--- START OF Exercise materials ---

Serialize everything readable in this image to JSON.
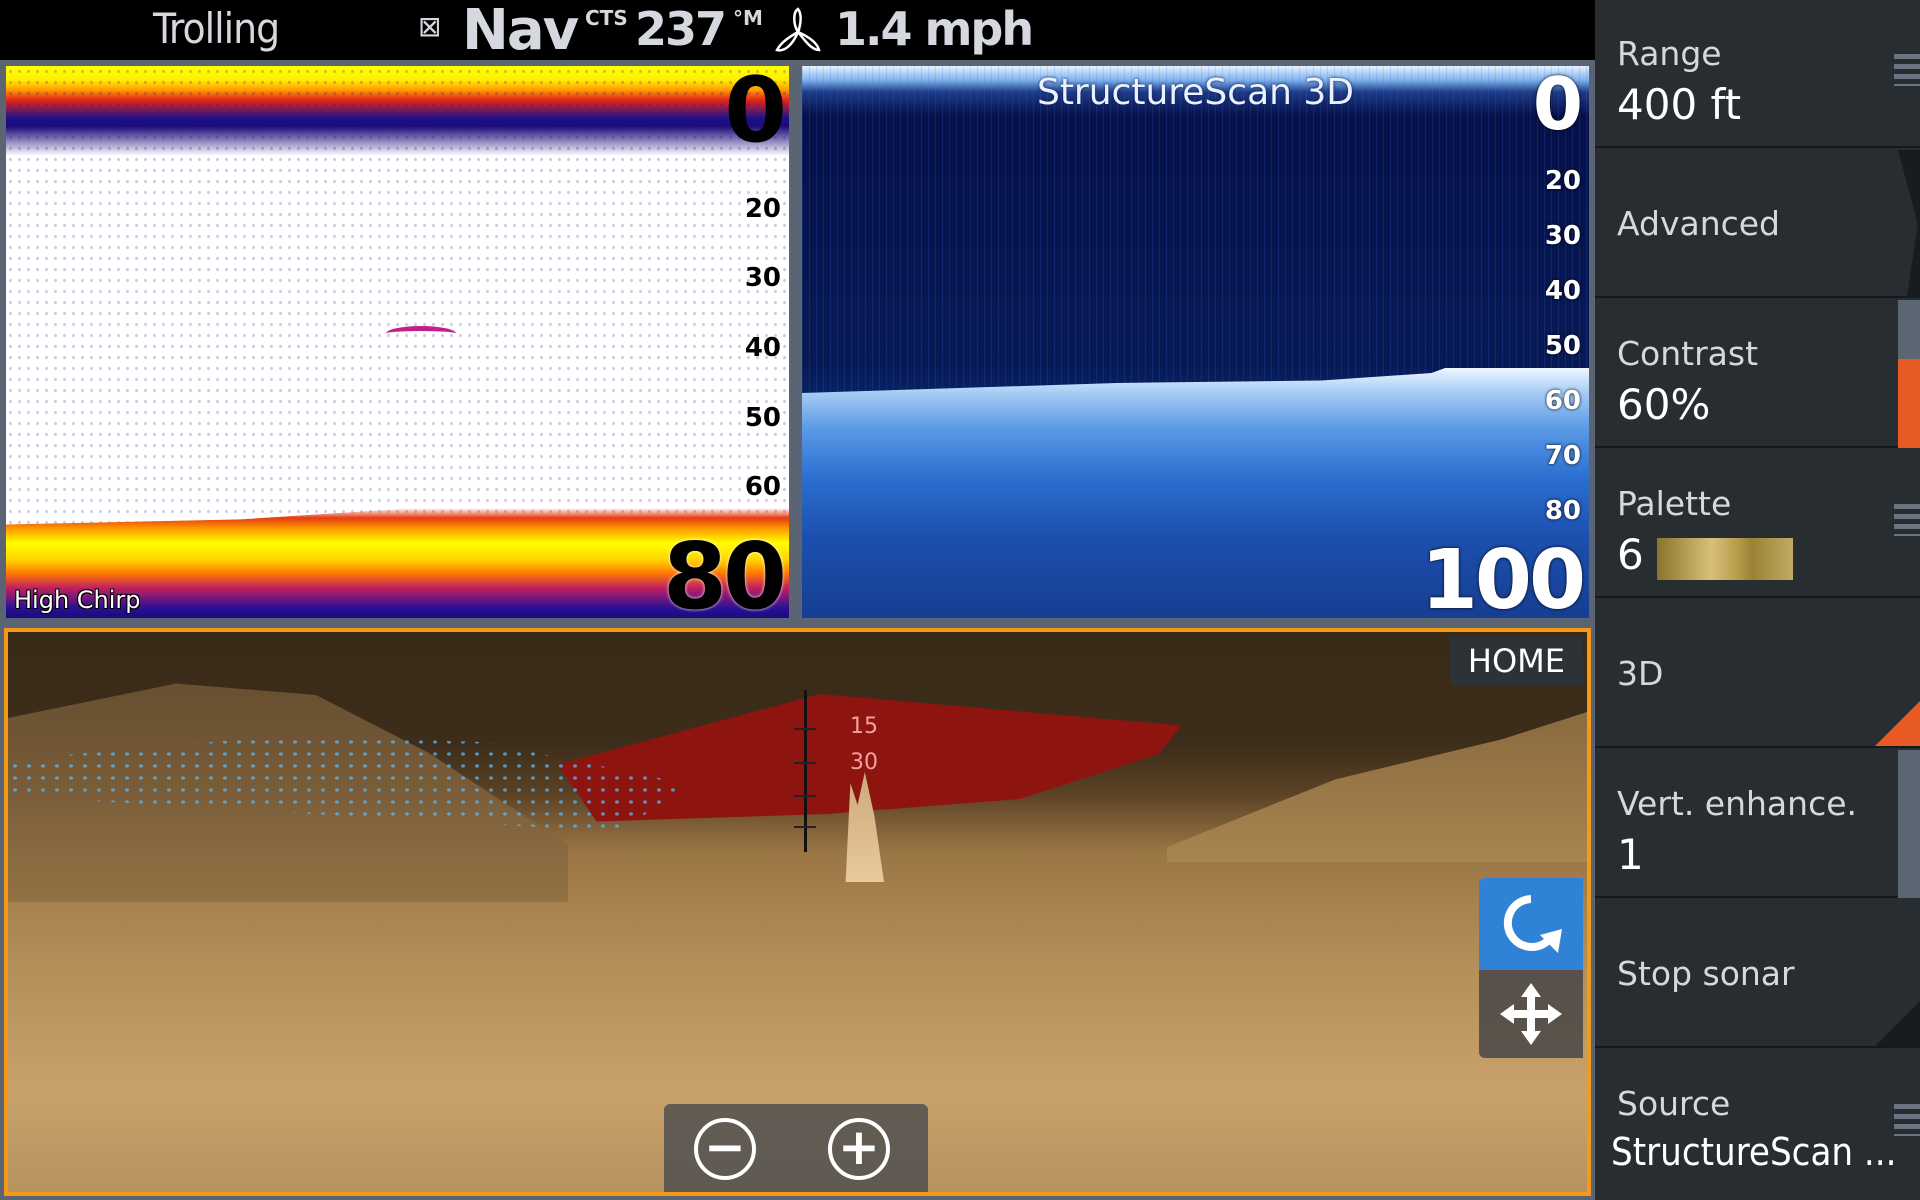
{
  "header": {
    "mode": "Trolling",
    "nav_box_icon": "checkbox-x-icon",
    "nav_label": "Nav",
    "course_prefix": "CTS",
    "course_value": "237",
    "course_unit": "°M",
    "speed_icon": "propeller-icon",
    "speed": "1.4 mph"
  },
  "panes": {
    "sonar_left": {
      "label": "High Chirp",
      "range_top": "0",
      "range_bottom": "80",
      "depth_ticks": [
        "20",
        "30",
        "40",
        "50",
        "60"
      ]
    },
    "sonar_right": {
      "title": "StructureScan 3D",
      "range_top": "0",
      "range_bottom": "100",
      "depth_ticks": [
        "20",
        "30",
        "40",
        "50",
        "60",
        "70",
        "80"
      ]
    },
    "view3d": {
      "home_label": "HOME",
      "depth_labels": [
        "15",
        "30"
      ],
      "rotate_icon": "rotate-icon",
      "pan_icon": "pan-move-icon",
      "zoom_out_label": "−",
      "zoom_in_label": "+"
    }
  },
  "sidebar": {
    "items": [
      {
        "label": "Range",
        "value": "400 ft",
        "control": "menu"
      },
      {
        "label": "Advanced",
        "value": "",
        "control": "submenu"
      },
      {
        "label": "Contrast",
        "value": "60%",
        "control": "slider",
        "level_percent": 60
      },
      {
        "label": "Palette",
        "value": "6",
        "control": "menu"
      },
      {
        "label": "3D",
        "value": "",
        "control": "toggle-on"
      },
      {
        "label": "Vert. enhance.",
        "value": "1",
        "control": "slider"
      },
      {
        "label": "Stop sonar",
        "value": "",
        "control": "toggle-off"
      },
      {
        "label": "Source",
        "value": "StructureScan ...",
        "control": "menu"
      }
    ]
  },
  "colors": {
    "accent_orange": "#e85a24",
    "active_border": "#f59a16",
    "button_blue": "#2f82d6",
    "sidebar_bg": "#272d31"
  }
}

--- END OF Exercise materials ---

■ What is required ■
Transcribe all of the records above character for character. Exclude the pictures.

■ Solved problem ■
Serialize everything readable in this image to JSON.
{
  "header": {
    "mode": "Trolling",
    "nav_box_icon": "checkbox-x-icon",
    "nav_label": "Nav",
    "course_prefix": "CTS",
    "course_value": "237",
    "course_unit": "°M",
    "speed_icon": "propeller-icon",
    "speed": "1.4 mph"
  },
  "panes": {
    "sonar_left": {
      "label": "High Chirp",
      "range_top": "0",
      "range_bottom": "80",
      "depth_ticks": [
        "20",
        "30",
        "40",
        "50",
        "60"
      ]
    },
    "sonar_right": {
      "title": "StructureScan 3D",
      "range_top": "0",
      "range_bottom": "100",
      "depth_ticks": [
        "20",
        "30",
        "40",
        "50",
        "60",
        "70",
        "80"
      ]
    },
    "view3d": {
      "home_label": "HOME",
      "depth_labels": [
        "15",
        "30"
      ],
      "rotate_icon": "rotate-icon",
      "pan_icon": "pan-move-icon",
      "zoom_out_label": "−",
      "zoom_in_label": "+"
    }
  },
  "sidebar": {
    "items": [
      {
        "label": "Range",
        "value": "400 ft",
        "control": "menu"
      },
      {
        "label": "Advanced",
        "value": "",
        "control": "submenu"
      },
      {
        "label": "Contrast",
        "value": "60%",
        "control": "slider",
        "level_percent": 60
      },
      {
        "label": "Palette",
        "value": "6",
        "control": "menu"
      },
      {
        "label": "3D",
        "value": "",
        "control": "toggle-on"
      },
      {
        "label": "Vert. enhance.",
        "value": "1",
        "control": "slider"
      },
      {
        "label": "Stop sonar",
        "value": "",
        "control": "toggle-off"
      },
      {
        "label": "Source",
        "value": "StructureScan ...",
        "control": "menu"
      }
    ]
  },
  "colors": {
    "accent_orange": "#e85a24",
    "active_border": "#f59a16",
    "button_blue": "#2f82d6",
    "sidebar_bg": "#272d31"
  }
}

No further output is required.